=== Input for this task ===
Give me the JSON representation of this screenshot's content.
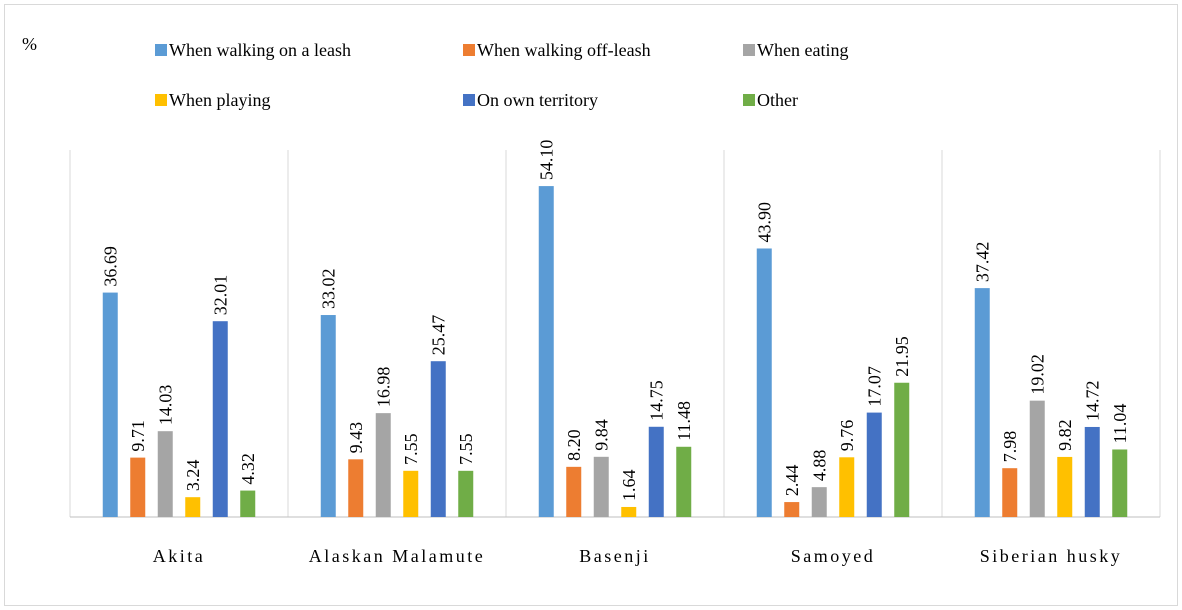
{
  "chart_data": {
    "type": "bar",
    "y_label": "%",
    "categories": [
      "Akita",
      "Alaskan Malamute",
      "Basenji",
      "Samoyed",
      "Siberian husky"
    ],
    "series": [
      {
        "name": "When walking on a leash",
        "color": "#5b9bd5",
        "values": [
          36.69,
          33.02,
          54.1,
          43.9,
          37.42
        ],
        "value_labels": [
          "36.69",
          "33.02",
          "54.10",
          "43.90",
          "37.42"
        ]
      },
      {
        "name": "When walking off-leash",
        "color": "#ed7d31",
        "values": [
          9.71,
          9.43,
          8.2,
          2.44,
          7.98
        ],
        "value_labels": [
          "9.71",
          "9.43",
          "8.20",
          "2.44",
          "7.98"
        ]
      },
      {
        "name": "When eating",
        "color": "#a5a5a5",
        "values": [
          14.03,
          16.98,
          9.84,
          4.88,
          19.02
        ],
        "value_labels": [
          "14.03",
          "16.98",
          "9.84",
          "4.88",
          "19.02"
        ]
      },
      {
        "name": "When playing",
        "color": "#ffc000",
        "values": [
          3.24,
          7.55,
          1.64,
          9.76,
          9.82
        ],
        "value_labels": [
          "3.24",
          "7.55",
          "1.64",
          "9.76",
          "9.82"
        ]
      },
      {
        "name": "On own territory",
        "color": "#4472c4",
        "values": [
          32.01,
          25.47,
          14.75,
          17.07,
          14.72
        ],
        "value_labels": [
          "32.01",
          "25.47",
          "14.75",
          "17.07",
          "14.72"
        ]
      },
      {
        "name": "Other",
        "color": "#70ad47",
        "values": [
          4.32,
          7.55,
          11.48,
          21.95,
          11.04
        ],
        "value_labels": [
          "4.32",
          "7.55",
          "11.48",
          "21.95",
          "11.04"
        ]
      }
    ],
    "ylim": [
      0,
      60
    ],
    "legend": "top"
  }
}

=== Work to do ===
Copy out all the data exactly; skip the pictures.

=== Correct output ===
Give me the JSON representation of this screenshot's content.
{
  "chart_data": {
    "type": "bar",
    "y_label": "%",
    "categories": [
      "Akita",
      "Alaskan Malamute",
      "Basenji",
      "Samoyed",
      "Siberian husky"
    ],
    "series": [
      {
        "name": "When walking on a leash",
        "color": "#5b9bd5",
        "values": [
          36.69,
          33.02,
          54.1,
          43.9,
          37.42
        ],
        "value_labels": [
          "36.69",
          "33.02",
          "54.10",
          "43.90",
          "37.42"
        ]
      },
      {
        "name": "When walking off-leash",
        "color": "#ed7d31",
        "values": [
          9.71,
          9.43,
          8.2,
          2.44,
          7.98
        ],
        "value_labels": [
          "9.71",
          "9.43",
          "8.20",
          "2.44",
          "7.98"
        ]
      },
      {
        "name": "When eating",
        "color": "#a5a5a5",
        "values": [
          14.03,
          16.98,
          9.84,
          4.88,
          19.02
        ],
        "value_labels": [
          "14.03",
          "16.98",
          "9.84",
          "4.88",
          "19.02"
        ]
      },
      {
        "name": "When playing",
        "color": "#ffc000",
        "values": [
          3.24,
          7.55,
          1.64,
          9.76,
          9.82
        ],
        "value_labels": [
          "3.24",
          "7.55",
          "1.64",
          "9.76",
          "9.82"
        ]
      },
      {
        "name": "On own territory",
        "color": "#4472c4",
        "values": [
          32.01,
          25.47,
          14.75,
          17.07,
          14.72
        ],
        "value_labels": [
          "32.01",
          "25.47",
          "14.75",
          "17.07",
          "14.72"
        ]
      },
      {
        "name": "Other",
        "color": "#70ad47",
        "values": [
          4.32,
          7.55,
          11.48,
          21.95,
          11.04
        ],
        "value_labels": [
          "4.32",
          "7.55",
          "11.48",
          "21.95",
          "11.04"
        ]
      }
    ],
    "ylim": [
      0,
      60
    ],
    "legend": "top"
  }
}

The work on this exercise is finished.